======== Data in this exercise ========

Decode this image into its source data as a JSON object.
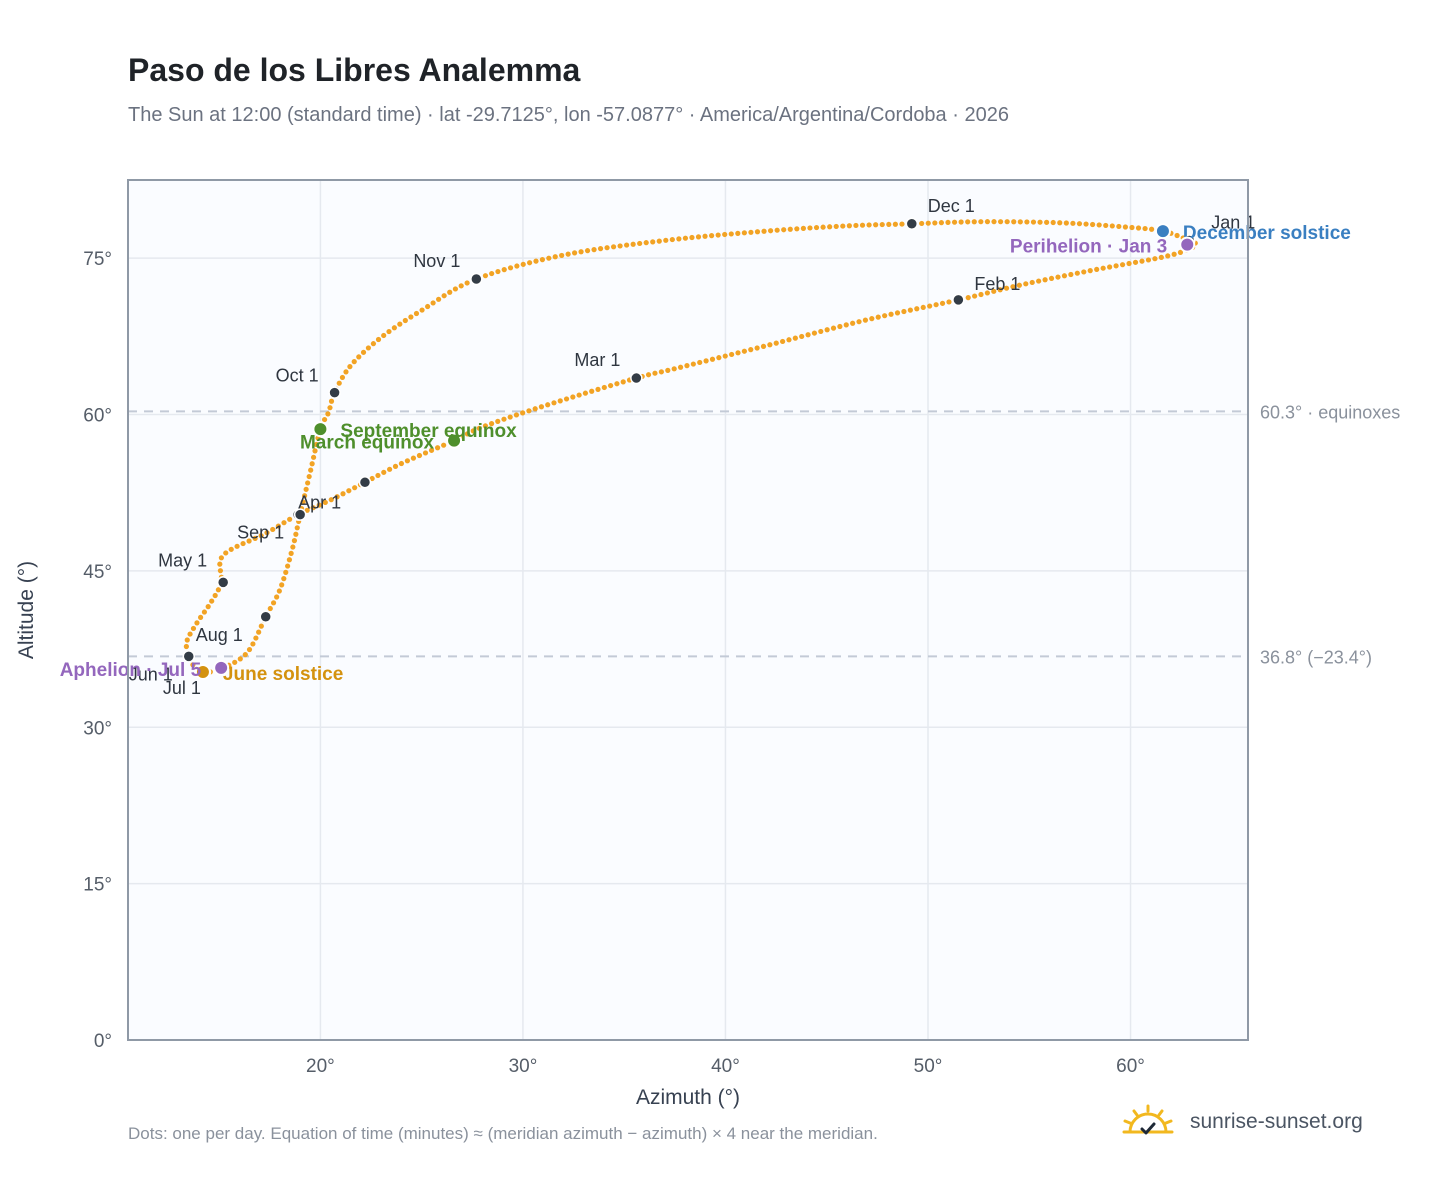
{
  "header": {
    "title": "Paso de los Libres Analemma",
    "subtitle": "The Sun at 12:00 (standard time) · lat -29.7125°, lon -57.0877° · America/Argentina/Cordoba · 2026"
  },
  "footer": {
    "note": "Dots: one per day. Equation of time (minutes) ≈ (meridian azimuth − azimuth) × 4 near the meridian.",
    "brand": "sunrise-sunset.org",
    "brand_icon": "sun-logo-icon"
  },
  "colors": {
    "curve": "#f2a324",
    "month_dot": "#333c46",
    "equinox": "#4e8f2c",
    "june_solstice": "#d4920f",
    "december_solstice": "#3a7fc1",
    "apsis": "#9467bd",
    "grid": "#e5e9ef",
    "reference_line": "#c3cad6",
    "plot_bg": "#fafcff",
    "frame": "#8f99a6"
  },
  "chart_data": {
    "type": "scatter",
    "xlabel": "Azimuth (°)",
    "ylabel": "Altitude (°)",
    "xlim": [
      10.5,
      65.8
    ],
    "ylim": [
      0,
      82.5
    ],
    "x_ticks": [
      20,
      30,
      40,
      50,
      60
    ],
    "y_ticks": [
      0,
      15,
      30,
      45,
      60,
      75
    ],
    "x_tick_labels": [
      "20°",
      "30°",
      "40°",
      "50°",
      "60°"
    ],
    "y_tick_labels": [
      "0°",
      "15°",
      "30°",
      "45°",
      "60°",
      "75°"
    ],
    "grid": true,
    "reference_lines": [
      {
        "y": 60.3,
        "label": "60.3° · equinoxes"
      },
      {
        "y": 36.8,
        "label": "36.8° (−23.4°)"
      }
    ],
    "analemma_path": [
      [
        62.9,
        76.7
      ],
      [
        63.2,
        76.2
      ],
      [
        61.8,
        75.2
      ],
      [
        58.0,
        73.8
      ],
      [
        54.5,
        72.4
      ],
      [
        51.5,
        71.0
      ],
      [
        47.0,
        69.1
      ],
      [
        42.0,
        66.6
      ],
      [
        37.5,
        64.4
      ],
      [
        35.6,
        63.5
      ],
      [
        31.0,
        60.8
      ],
      [
        28.0,
        58.8
      ],
      [
        26.6,
        57.5
      ],
      [
        24.0,
        55.3
      ],
      [
        22.2,
        53.5
      ],
      [
        20.5,
        51.8
      ],
      [
        18.9,
        50.4
      ],
      [
        17.3,
        48.6
      ],
      [
        15.2,
        46.5
      ],
      [
        15.1,
        43.9
      ],
      [
        14.6,
        42.0
      ],
      [
        13.9,
        40.0
      ],
      [
        13.4,
        38.2
      ],
      [
        13.5,
        36.8
      ],
      [
        13.7,
        36.0
      ],
      [
        14.3,
        35.3
      ],
      [
        15.2,
        35.7
      ],
      [
        16.4,
        37.2
      ],
      [
        17.3,
        40.6
      ],
      [
        18.0,
        43.2
      ],
      [
        18.6,
        47.0
      ],
      [
        19.0,
        50.4
      ],
      [
        19.5,
        54.5
      ],
      [
        20.0,
        58.6
      ],
      [
        20.4,
        60.2
      ],
      [
        20.7,
        62.1
      ],
      [
        21.5,
        64.7
      ],
      [
        23.0,
        67.4
      ],
      [
        25.0,
        70.0
      ],
      [
        27.7,
        73.0
      ],
      [
        32.0,
        75.3
      ],
      [
        37.0,
        76.7
      ],
      [
        42.0,
        77.6
      ],
      [
        46.0,
        78.1
      ],
      [
        49.2,
        78.3
      ],
      [
        52.5,
        78.5
      ],
      [
        56.5,
        78.4
      ],
      [
        59.7,
        78.0
      ],
      [
        61.6,
        77.6
      ],
      [
        62.9,
        76.7
      ]
    ],
    "month_points": [
      {
        "label": "Jan 1",
        "x": 62.9,
        "y": 76.7
      },
      {
        "label": "Feb 1",
        "x": 51.5,
        "y": 71.0
      },
      {
        "label": "Mar 1",
        "x": 35.6,
        "y": 63.5
      },
      {
        "label": "",
        "x": 22.2,
        "y": 53.5
      },
      {
        "label": "Apr 1",
        "x": 18.9,
        "y": 50.4
      },
      {
        "label": "",
        "x": 15.2,
        "y": 43.9
      },
      {
        "label": "May 1",
        "x": 15.2,
        "y": 43.9
      },
      {
        "label": "Jun 1",
        "x": 13.5,
        "y": 36.8
      },
      {
        "label": "Jul 1",
        "x": 14.3,
        "y": 35.3
      },
      {
        "label": "Aug 1",
        "x": 17.3,
        "y": 40.6
      },
      {
        "label": "Sep 1",
        "x": 19.0,
        "y": 50.4
      },
      {
        "label": "Oct 1",
        "x": 20.7,
        "y": 62.1
      },
      {
        "label": "Nov 1",
        "x": 27.7,
        "y": 73.0
      },
      {
        "label": "Dec 1",
        "x": 49.2,
        "y": 78.3
      }
    ],
    "events": [
      {
        "name": "March equinox",
        "x": 26.6,
        "y": 57.5
      },
      {
        "name": "June solstice",
        "x": 14.2,
        "y": 35.3
      },
      {
        "name": "September equinox",
        "x": 20.0,
        "y": 58.6
      },
      {
        "name": "December solstice",
        "x": 61.6,
        "y": 77.6
      },
      {
        "name": "Perihelion · Jan 3",
        "x": 62.8,
        "y": 76.3
      },
      {
        "name": "Aphelion · Jul 5",
        "x": 15.1,
        "y": 35.7
      }
    ]
  }
}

========

Problem: Reproduce each line exactly as it appears, omitting the pictures.

Output for this exercise:
Decode this image into its source data as a JSON object.
{
  "header": {
    "title": "Paso de los Libres Analemma",
    "subtitle": "The Sun at 12:00 (standard time) · lat -29.7125°, lon -57.0877° · America/Argentina/Cordoba · 2026"
  },
  "footer": {
    "note": "Dots: one per day. Equation of time (minutes) ≈ (meridian azimuth − azimuth) × 4 near the meridian.",
    "brand": "sunrise-sunset.org",
    "brand_icon": "sun-logo-icon"
  },
  "colors": {
    "curve": "#f2a324",
    "month_dot": "#333c46",
    "equinox": "#4e8f2c",
    "june_solstice": "#d4920f",
    "december_solstice": "#3a7fc1",
    "apsis": "#9467bd",
    "grid": "#e5e9ef",
    "reference_line": "#c3cad6",
    "plot_bg": "#fafcff",
    "frame": "#8f99a6"
  },
  "chart_data": {
    "type": "scatter",
    "xlabel": "Azimuth (°)",
    "ylabel": "Altitude (°)",
    "xlim": [
      10.5,
      65.8
    ],
    "ylim": [
      0,
      82.5
    ],
    "x_ticks": [
      20,
      30,
      40,
      50,
      60
    ],
    "y_ticks": [
      0,
      15,
      30,
      45,
      60,
      75
    ],
    "x_tick_labels": [
      "20°",
      "30°",
      "40°",
      "50°",
      "60°"
    ],
    "y_tick_labels": [
      "0°",
      "15°",
      "30°",
      "45°",
      "60°",
      "75°"
    ],
    "grid": true,
    "reference_lines": [
      {
        "y": 60.3,
        "label": "60.3° · equinoxes"
      },
      {
        "y": 36.8,
        "label": "36.8° (−23.4°)"
      }
    ],
    "analemma_path": [
      [
        62.9,
        76.7
      ],
      [
        63.2,
        76.2
      ],
      [
        61.8,
        75.2
      ],
      [
        58.0,
        73.8
      ],
      [
        54.5,
        72.4
      ],
      [
        51.5,
        71.0
      ],
      [
        47.0,
        69.1
      ],
      [
        42.0,
        66.6
      ],
      [
        37.5,
        64.4
      ],
      [
        35.6,
        63.5
      ],
      [
        31.0,
        60.8
      ],
      [
        28.0,
        58.8
      ],
      [
        26.6,
        57.5
      ],
      [
        24.0,
        55.3
      ],
      [
        22.2,
        53.5
      ],
      [
        20.5,
        51.8
      ],
      [
        18.9,
        50.4
      ],
      [
        17.3,
        48.6
      ],
      [
        15.2,
        46.5
      ],
      [
        15.1,
        43.9
      ],
      [
        14.6,
        42.0
      ],
      [
        13.9,
        40.0
      ],
      [
        13.4,
        38.2
      ],
      [
        13.5,
        36.8
      ],
      [
        13.7,
        36.0
      ],
      [
        14.3,
        35.3
      ],
      [
        15.2,
        35.7
      ],
      [
        16.4,
        37.2
      ],
      [
        17.3,
        40.6
      ],
      [
        18.0,
        43.2
      ],
      [
        18.6,
        47.0
      ],
      [
        19.0,
        50.4
      ],
      [
        19.5,
        54.5
      ],
      [
        20.0,
        58.6
      ],
      [
        20.4,
        60.2
      ],
      [
        20.7,
        62.1
      ],
      [
        21.5,
        64.7
      ],
      [
        23.0,
        67.4
      ],
      [
        25.0,
        70.0
      ],
      [
        27.7,
        73.0
      ],
      [
        32.0,
        75.3
      ],
      [
        37.0,
        76.7
      ],
      [
        42.0,
        77.6
      ],
      [
        46.0,
        78.1
      ],
      [
        49.2,
        78.3
      ],
      [
        52.5,
        78.5
      ],
      [
        56.5,
        78.4
      ],
      [
        59.7,
        78.0
      ],
      [
        61.6,
        77.6
      ],
      [
        62.9,
        76.7
      ]
    ],
    "month_points": [
      {
        "label": "Jan 1",
        "x": 62.9,
        "y": 76.7
      },
      {
        "label": "Feb 1",
        "x": 51.5,
        "y": 71.0
      },
      {
        "label": "Mar 1",
        "x": 35.6,
        "y": 63.5
      },
      {
        "label": "",
        "x": 22.2,
        "y": 53.5
      },
      {
        "label": "Apr 1",
        "x": 18.9,
        "y": 50.4
      },
      {
        "label": "",
        "x": 15.2,
        "y": 43.9
      },
      {
        "label": "May 1",
        "x": 15.2,
        "y": 43.9
      },
      {
        "label": "Jun 1",
        "x": 13.5,
        "y": 36.8
      },
      {
        "label": "Jul 1",
        "x": 14.3,
        "y": 35.3
      },
      {
        "label": "Aug 1",
        "x": 17.3,
        "y": 40.6
      },
      {
        "label": "Sep 1",
        "x": 19.0,
        "y": 50.4
      },
      {
        "label": "Oct 1",
        "x": 20.7,
        "y": 62.1
      },
      {
        "label": "Nov 1",
        "x": 27.7,
        "y": 73.0
      },
      {
        "label": "Dec 1",
        "x": 49.2,
        "y": 78.3
      }
    ],
    "events": [
      {
        "name": "March equinox",
        "x": 26.6,
        "y": 57.5
      },
      {
        "name": "June solstice",
        "x": 14.2,
        "y": 35.3
      },
      {
        "name": "September equinox",
        "x": 20.0,
        "y": 58.6
      },
      {
        "name": "December solstice",
        "x": 61.6,
        "y": 77.6
      },
      {
        "name": "Perihelion · Jan 3",
        "x": 62.8,
        "y": 76.3
      },
      {
        "name": "Aphelion · Jul 5",
        "x": 15.1,
        "y": 35.7
      }
    ]
  }
}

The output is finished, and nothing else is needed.